LISTING:

━━━━━━━━━━

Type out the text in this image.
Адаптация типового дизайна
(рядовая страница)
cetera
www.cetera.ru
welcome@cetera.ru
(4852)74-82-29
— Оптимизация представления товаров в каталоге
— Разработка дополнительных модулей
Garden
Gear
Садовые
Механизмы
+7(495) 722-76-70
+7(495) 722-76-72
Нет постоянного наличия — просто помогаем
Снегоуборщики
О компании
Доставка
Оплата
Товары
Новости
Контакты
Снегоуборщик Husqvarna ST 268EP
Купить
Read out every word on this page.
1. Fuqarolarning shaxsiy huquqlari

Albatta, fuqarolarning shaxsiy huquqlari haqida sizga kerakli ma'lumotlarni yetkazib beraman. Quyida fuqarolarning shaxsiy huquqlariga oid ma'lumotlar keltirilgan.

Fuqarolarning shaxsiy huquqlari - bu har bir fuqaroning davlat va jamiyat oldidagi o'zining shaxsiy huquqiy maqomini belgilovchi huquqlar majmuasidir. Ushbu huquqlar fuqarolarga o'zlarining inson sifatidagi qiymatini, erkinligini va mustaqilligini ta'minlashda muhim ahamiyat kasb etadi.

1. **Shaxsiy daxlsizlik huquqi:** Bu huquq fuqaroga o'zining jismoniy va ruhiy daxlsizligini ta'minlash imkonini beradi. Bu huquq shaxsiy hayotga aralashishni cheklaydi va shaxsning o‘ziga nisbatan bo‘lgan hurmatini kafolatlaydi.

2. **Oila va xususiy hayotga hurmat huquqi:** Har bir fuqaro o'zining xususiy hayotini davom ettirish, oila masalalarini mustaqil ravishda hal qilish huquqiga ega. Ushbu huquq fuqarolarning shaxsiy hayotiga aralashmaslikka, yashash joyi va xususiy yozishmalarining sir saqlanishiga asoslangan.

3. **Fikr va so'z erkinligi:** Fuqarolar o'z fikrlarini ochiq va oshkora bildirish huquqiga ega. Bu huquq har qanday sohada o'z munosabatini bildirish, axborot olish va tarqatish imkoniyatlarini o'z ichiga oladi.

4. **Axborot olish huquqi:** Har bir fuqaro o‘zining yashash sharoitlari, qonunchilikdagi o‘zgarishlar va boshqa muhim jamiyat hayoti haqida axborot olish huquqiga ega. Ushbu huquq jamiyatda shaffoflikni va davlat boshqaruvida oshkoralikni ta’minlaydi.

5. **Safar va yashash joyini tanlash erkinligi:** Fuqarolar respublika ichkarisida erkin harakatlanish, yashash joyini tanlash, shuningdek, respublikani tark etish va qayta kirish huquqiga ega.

━━━━━━━━━━

EXERCISE DETAILS: The entries above must be returned in full, exactly as shown.

ANSWER TO THE EXERCISE:
Type out the text in this image.
Адаптация типового дизайна
(рядовая страница)
cetera
www.cetera.ru
welcome@cetera.ru
(4852)74-82-29
— Оптимизация представления товаров в каталоге
— Разработка дополнительных модулей
Garden
Gear
Садовые
Механизмы
+7(495) 722-76-70
+7(495) 722-76-72
Нет постоянного наличия — просто помогаем
Снегоуборщики
О компании
Доставка
Оплата
Товары
Новости
Контакты
Снегоуборщик Husqvarna ST 268EP
Купить
Read out every word on this page.
1. Fuqarolarning shaxsiy huquqlari

Albatta, fuqarolarning shaxsiy huquqlari haqida sizga kerakli ma'lumotlarni yetkazib beraman. Quyida fuqarolarning shaxsiy huquqlariga oid ma'lumotlar keltirilgan.

Fuqarolarning shaxsiy huquqlari - bu har bir fuqaroning davlat va jamiyat oldidagi o'zining shaxsiy huquqiy maqomini belgilovchi huquqlar majmuasidir. Ushbu huquqlar fuqarolarga o'zlarining inson sifatidagi qiymatini, erkinligini va mustaqilligini ta'minlashda muhim ahamiyat kasb etadi.

1. **Shaxsiy daxlsizlik huquqi:** Bu huquq fuqaroga o'zining jismoniy va ruhiy daxlsizligini ta'minlash imkonini beradi. Bu huquq shaxsiy hayotga aralashishni cheklaydi va shaxsning o‘ziga nisbatan bo‘lgan hurmatini kafolatlaydi.

2. **Oila va xususiy hayotga hurmat huquqi:** Har bir fuqaro o'zining xususiy hayotini davom ettirish, oila masalalarini mustaqil ravishda hal qilish huquqiga ega. Ushbu huquq fuqarolarning shaxsiy hayotiga aralashmaslikka, yashash joyi va xususiy yozishmalarining sir saqlanishiga asoslangan.

3. **Fikr va so'z erkinligi:** Fuqarolar o'z fikrlarini ochiq va oshkora bildirish huquqiga ega. Bu huquq har qanday sohada o'z munosabatini bildirish, axborot olish va tarqatish imkoniyatlarini o'z ichiga oladi.

4. **Axborot olish huquqi:** Har bir fuqaro o‘zining yashash sharoitlari, qonunchilikdagi o‘zgarishlar va boshqa muhim jamiyat hayoti haqida axborot olish huquqiga ega. Ushbu huquq jamiyatda shaffoflikni va davlat boshqaruvida oshkoralikni ta’minlaydi.

5. **Safar va yashash joyini tanlash erkinligi:** Fuqarolar respublika ichkarisida erkin harakatlanish, yashash joyini tanlash, shuningdek, respublikani tark etish va qayta kirish huquqiga ega.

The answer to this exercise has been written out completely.